Calculating 1+1 using quantum gates¶
The notebook use a quantum gates to
Calculating $1_{(10)}+1_{(10)}$ using quantum half adder: this section calculate...
Quantum addtion using technics from paper: Vedral, V., Barenco, A., & Ekert, A. (1996)
Calculating $5_{(10)}+3_{(10)}$ using quantum full adder: this section calculate...
References¶
- Vedral, V., Barenco, A., & Ekert, A. (1996). Quantum networks for elementary arithmetic operations. Physical Review A, 54(1), 147–153. https://doi.org/10.1103/PhysRevA.54.147
CNOT Gate (Controlled-NOT)¶
Let's first introduce CNOT gate truth table:
| Control (C) | Target Input (T) | Target Output (T $\oplus$ C) |
|---|---|---|
| 0 | 0 | 0 |
| 0 | 1 | 1 |
| 1 | 0 | 1 |
| 1 | 1 | 0 |
Toffoli Gate (CCX / Controlled-Controlled-NOT)¶
| Control 1 (C₁) | Control 2 (C₂) | Target Input (T) | Target Output (T ⊕ (C₁ $\cdot$ C₂)) |
|---|---|---|---|
| 0 | 0 | 0 | 0 |
| 0 | 0 | 1 | 1 |
| 0 | 1 | 0 | 0 |
| 0 | 1 | 1 | 1 |
| 1 | 0 | 0 | 0 |
| 1 | 0 | 1 | 1 |
| 1 | 1 | 0 | 1 |
| 1 | 1 | 1 | 0 |
Calculating $1_{(10)}+1_{(10)}$ using quantum half adder¶
Here we will start with a straightforward example of how to build a classical half adder by using quantum gates, specifically, only CNOT and Toffoli gate. We will use a 2-bit representation for better demonstration. Assume that we have $1_{(10)}$ that can be represented in binary form as
$$ |a\rangle = |a_{1}a_{0}\rangle = |01\rangle, $$
and
$$ |b\rangle = |b_{1}b_{0}\rangle = |01\rangle. $$
We introduce 2 extra qubits, temp, and carry:
- The
tempqubit serve as a temporary storage of MSB of $b$, that is, $b_{1} = 0$. - The carry will be controlled by the addition of $a_{0}$ and
tempby using theToffoligate. Below shows the assigned qubits.

......

■ GOALS:
a - In the quantum adder page, which gates are used to build the half adder?
b - Does each statement agree with the quantum adder page? Answer yes or no for each, quoting the words from the page that decide it. (i) The half adder example uses a 2-bit representation. (ii) The full adder section calculates 1 plus 1. (iii) Two extra qubits are introduced for the half adder.
c - From the quantum adder page, print the passage from "Quantum addtion using" up to and including "full adder: this section calculate...".

■ RECORD EXCERPTS:
......

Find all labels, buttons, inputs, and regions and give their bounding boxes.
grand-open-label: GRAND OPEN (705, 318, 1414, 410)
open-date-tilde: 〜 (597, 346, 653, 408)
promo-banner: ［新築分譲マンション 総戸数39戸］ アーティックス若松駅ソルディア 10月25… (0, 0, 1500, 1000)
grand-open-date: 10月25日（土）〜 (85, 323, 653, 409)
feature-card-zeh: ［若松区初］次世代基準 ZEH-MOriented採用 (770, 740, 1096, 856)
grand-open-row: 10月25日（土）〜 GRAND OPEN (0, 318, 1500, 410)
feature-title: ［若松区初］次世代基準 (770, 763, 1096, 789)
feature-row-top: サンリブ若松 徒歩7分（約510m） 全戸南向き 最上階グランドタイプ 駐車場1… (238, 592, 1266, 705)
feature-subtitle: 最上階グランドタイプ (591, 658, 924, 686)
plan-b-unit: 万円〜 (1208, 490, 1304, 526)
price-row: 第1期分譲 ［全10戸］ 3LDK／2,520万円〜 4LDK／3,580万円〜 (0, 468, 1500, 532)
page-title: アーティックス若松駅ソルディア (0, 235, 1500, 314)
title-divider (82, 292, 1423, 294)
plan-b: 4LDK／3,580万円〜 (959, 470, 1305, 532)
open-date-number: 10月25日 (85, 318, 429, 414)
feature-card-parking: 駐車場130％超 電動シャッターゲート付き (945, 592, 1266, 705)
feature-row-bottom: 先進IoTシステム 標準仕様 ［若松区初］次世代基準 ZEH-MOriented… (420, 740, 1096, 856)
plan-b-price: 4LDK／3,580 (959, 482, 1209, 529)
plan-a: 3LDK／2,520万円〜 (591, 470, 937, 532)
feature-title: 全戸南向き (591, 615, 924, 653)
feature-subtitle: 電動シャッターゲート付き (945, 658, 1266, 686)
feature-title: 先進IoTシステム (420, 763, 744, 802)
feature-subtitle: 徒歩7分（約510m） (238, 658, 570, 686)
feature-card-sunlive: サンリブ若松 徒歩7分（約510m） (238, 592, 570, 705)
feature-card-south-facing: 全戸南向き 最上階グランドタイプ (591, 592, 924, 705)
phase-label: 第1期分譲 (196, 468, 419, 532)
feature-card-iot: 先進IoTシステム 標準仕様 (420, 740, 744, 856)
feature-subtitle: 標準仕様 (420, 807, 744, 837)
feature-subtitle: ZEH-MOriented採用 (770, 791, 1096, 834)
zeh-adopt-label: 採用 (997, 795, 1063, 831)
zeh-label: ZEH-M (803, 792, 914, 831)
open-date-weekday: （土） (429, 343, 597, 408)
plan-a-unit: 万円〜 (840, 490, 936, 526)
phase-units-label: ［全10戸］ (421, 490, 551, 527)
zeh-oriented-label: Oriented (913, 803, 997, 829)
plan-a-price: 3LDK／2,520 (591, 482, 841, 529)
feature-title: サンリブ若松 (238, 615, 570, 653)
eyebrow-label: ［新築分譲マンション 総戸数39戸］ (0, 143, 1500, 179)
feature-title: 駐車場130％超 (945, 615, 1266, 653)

......

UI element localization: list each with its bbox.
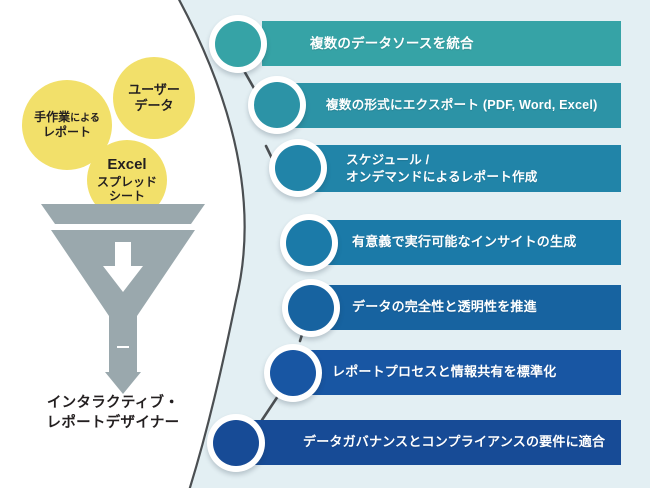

......

■ ANSWERS FOR THE TASKS:
a - Only the CNOT and Toffoli gates.

b -
(i) Yes: "We will use a 2-bit representation for better demonstration."
(ii) No: "Calculating $5_{(10)}+3_{(10)}$ using quantum full adder"
(iii) Yes: "We introduce 2 extra qubits, temp, and carry"

c -
Quantum addtion using technics from paper: Vedral, V., Barenco, A., & Ekert, A. (1996)
Calculating $5_{(10)}+3_{(10)}$ using quantum full adder: this section calculate...